[Begin Records for processing]

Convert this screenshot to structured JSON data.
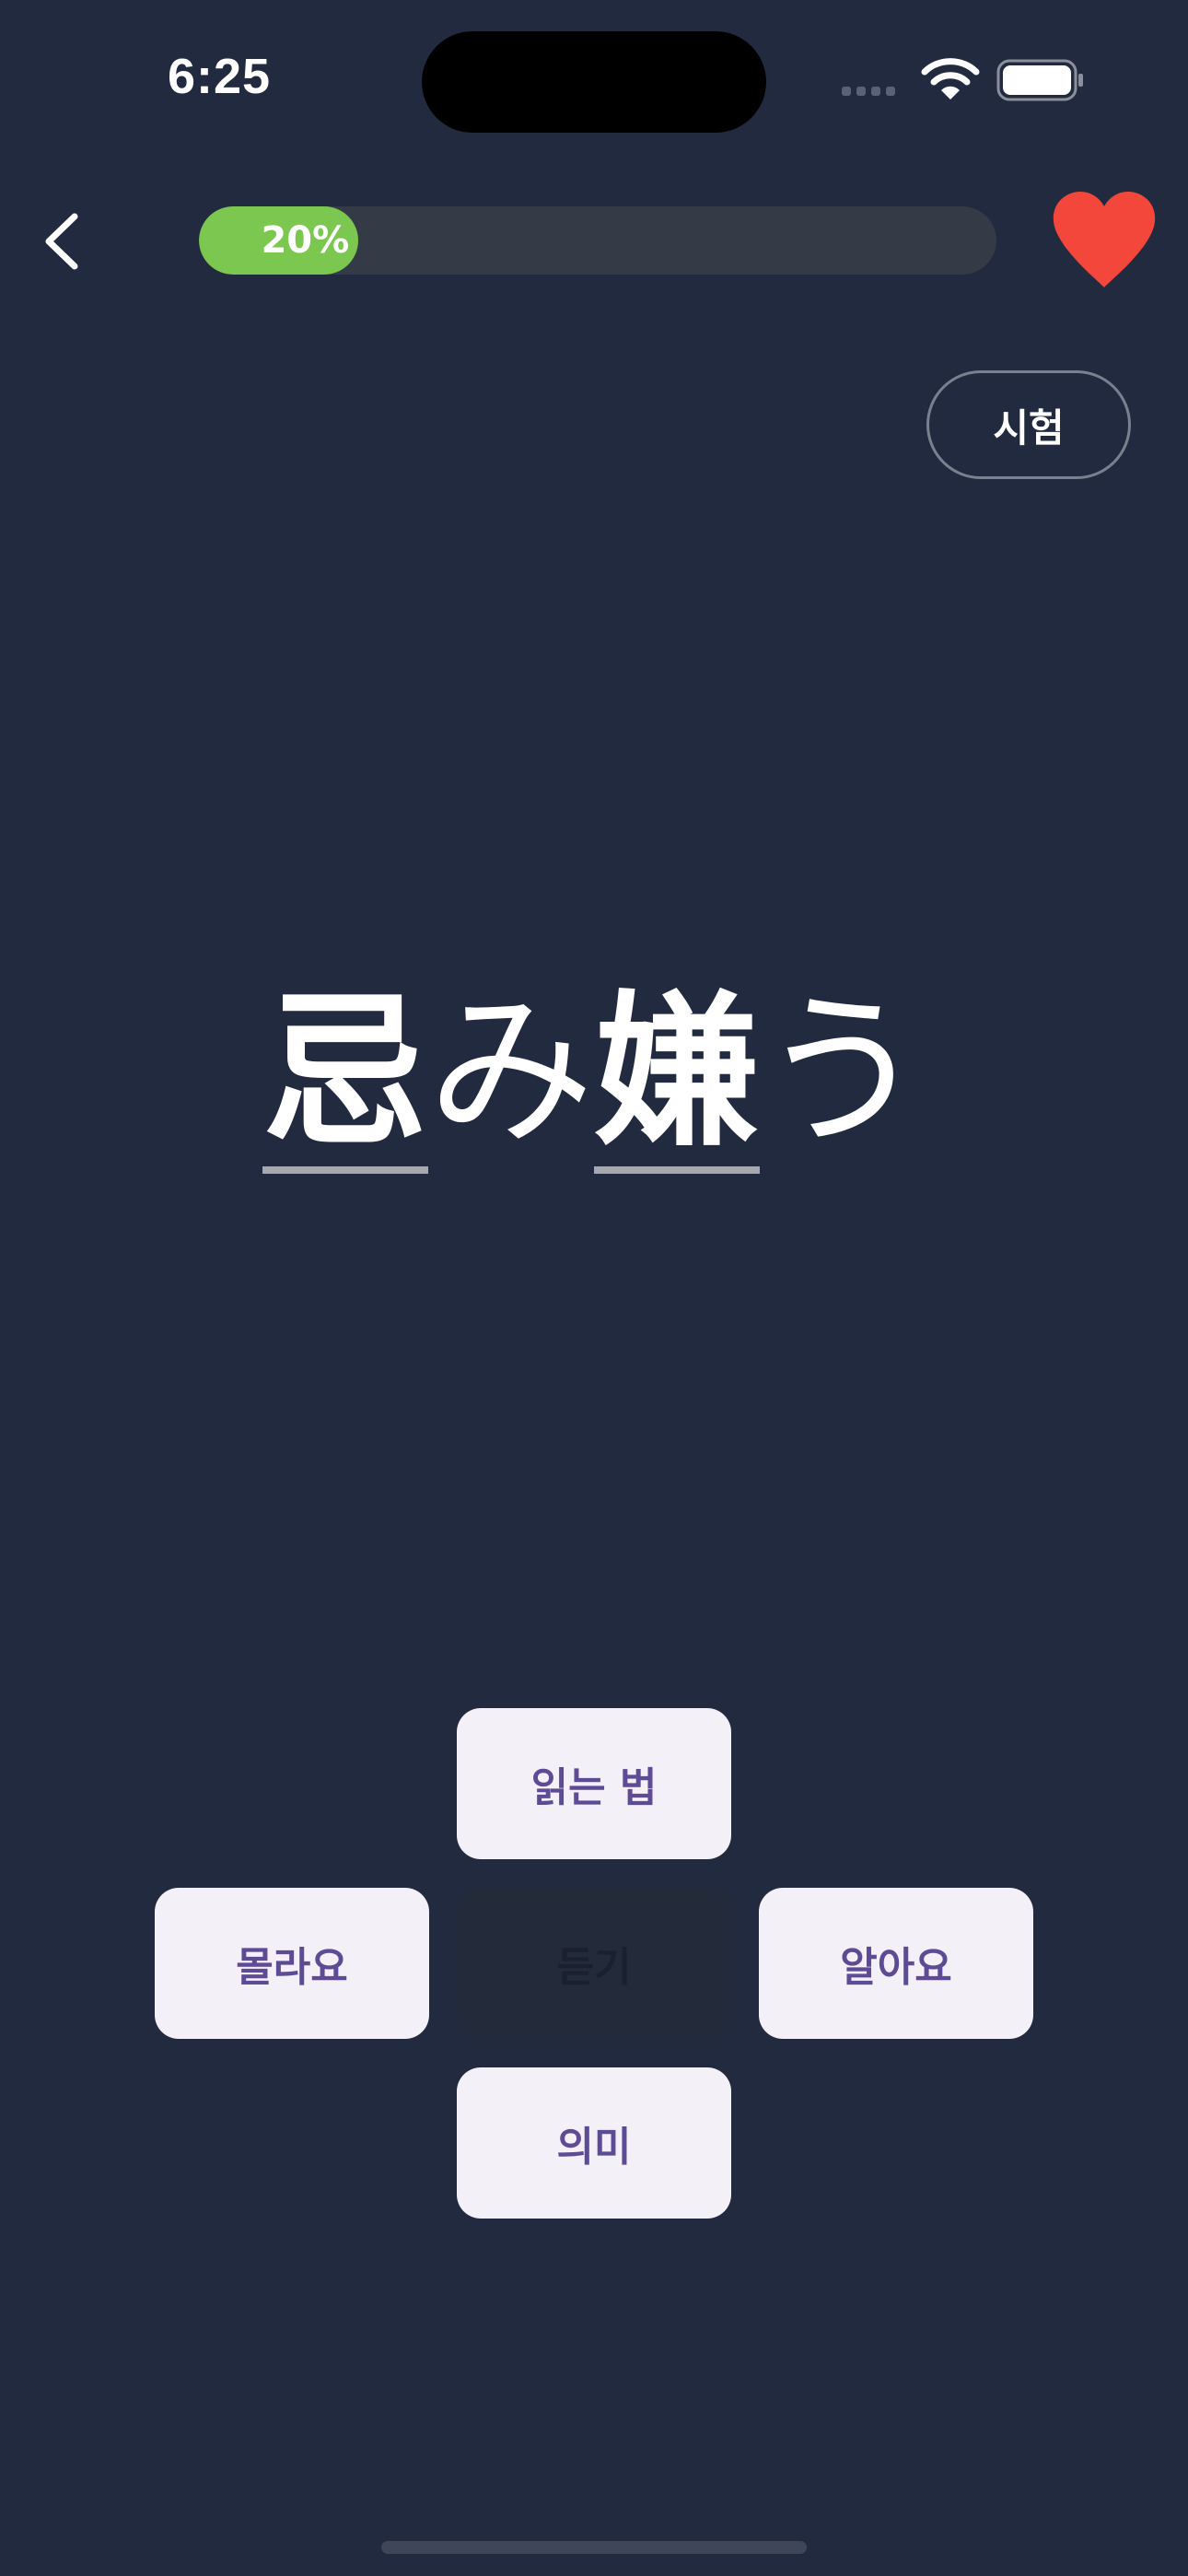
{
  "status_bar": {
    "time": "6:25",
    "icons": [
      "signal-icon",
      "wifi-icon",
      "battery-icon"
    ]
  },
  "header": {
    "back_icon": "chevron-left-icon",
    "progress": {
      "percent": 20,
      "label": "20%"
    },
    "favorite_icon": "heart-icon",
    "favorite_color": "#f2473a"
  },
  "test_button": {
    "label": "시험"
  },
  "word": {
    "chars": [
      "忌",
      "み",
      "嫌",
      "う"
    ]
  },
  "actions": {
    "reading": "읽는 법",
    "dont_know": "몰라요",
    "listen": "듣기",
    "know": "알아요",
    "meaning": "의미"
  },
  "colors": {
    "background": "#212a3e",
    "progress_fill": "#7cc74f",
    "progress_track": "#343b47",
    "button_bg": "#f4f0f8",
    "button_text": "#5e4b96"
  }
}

[End Records for processing]

Given task -
Without including the pictures, reproduce all entries exactly.

Expected output -
Convert this screenshot to structured JSON data.
{
  "status_bar": {
    "time": "6:25",
    "icons": [
      "signal-icon",
      "wifi-icon",
      "battery-icon"
    ]
  },
  "header": {
    "back_icon": "chevron-left-icon",
    "progress": {
      "percent": 20,
      "label": "20%"
    },
    "favorite_icon": "heart-icon",
    "favorite_color": "#f2473a"
  },
  "test_button": {
    "label": "시험"
  },
  "word": {
    "chars": [
      "忌",
      "み",
      "嫌",
      "う"
    ]
  },
  "actions": {
    "reading": "읽는 법",
    "dont_know": "몰라요",
    "listen": "듣기",
    "know": "알아요",
    "meaning": "의미"
  },
  "colors": {
    "background": "#212a3e",
    "progress_fill": "#7cc74f",
    "progress_track": "#343b47",
    "button_bg": "#f4f0f8",
    "button_text": "#5e4b96"
  }
}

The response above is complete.